| TASK TO CARRY OUT |
Repeat each entry in full, exactly.
** begin **
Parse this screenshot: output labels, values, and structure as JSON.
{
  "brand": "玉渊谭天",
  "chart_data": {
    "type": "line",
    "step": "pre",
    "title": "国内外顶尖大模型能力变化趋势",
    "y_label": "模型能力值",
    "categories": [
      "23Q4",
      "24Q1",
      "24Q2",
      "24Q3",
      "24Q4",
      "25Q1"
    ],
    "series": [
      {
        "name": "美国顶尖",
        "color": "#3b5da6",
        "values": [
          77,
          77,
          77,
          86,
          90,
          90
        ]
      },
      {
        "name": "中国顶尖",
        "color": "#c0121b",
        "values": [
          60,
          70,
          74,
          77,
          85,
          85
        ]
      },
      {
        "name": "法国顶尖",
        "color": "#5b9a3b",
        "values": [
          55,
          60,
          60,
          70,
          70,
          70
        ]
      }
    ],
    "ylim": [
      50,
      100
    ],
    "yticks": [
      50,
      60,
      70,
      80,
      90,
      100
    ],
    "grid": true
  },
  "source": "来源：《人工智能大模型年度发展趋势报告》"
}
** end **
| SOLVED PROBLEM |
Parse this screenshot: output labels, values, and structure as JSON.
{
  "brand": "玉渊谭天",
  "chart_data": {
    "type": "line",
    "step": "pre",
    "title": "国内外顶尖大模型能力变化趋势",
    "y_label": "模型能力值",
    "categories": [
      "23Q4",
      "24Q1",
      "24Q2",
      "24Q3",
      "24Q4",
      "25Q1"
    ],
    "series": [
      {
        "name": "美国顶尖",
        "color": "#3b5da6",
        "values": [
          77,
          77,
          77,
          86,
          90,
          90
        ]
      },
      {
        "name": "中国顶尖",
        "color": "#c0121b",
        "values": [
          60,
          70,
          74,
          77,
          85,
          85
        ]
      },
      {
        "name": "法国顶尖",
        "color": "#5b9a3b",
        "values": [
          55,
          60,
          60,
          70,
          70,
          70
        ]
      }
    ],
    "ylim": [
      50,
      100
    ],
    "yticks": [
      50,
      60,
      70,
      80,
      90,
      100
    ],
    "grid": true
  },
  "source": "来源：《人工智能大模型年度发展趋势报告》"
}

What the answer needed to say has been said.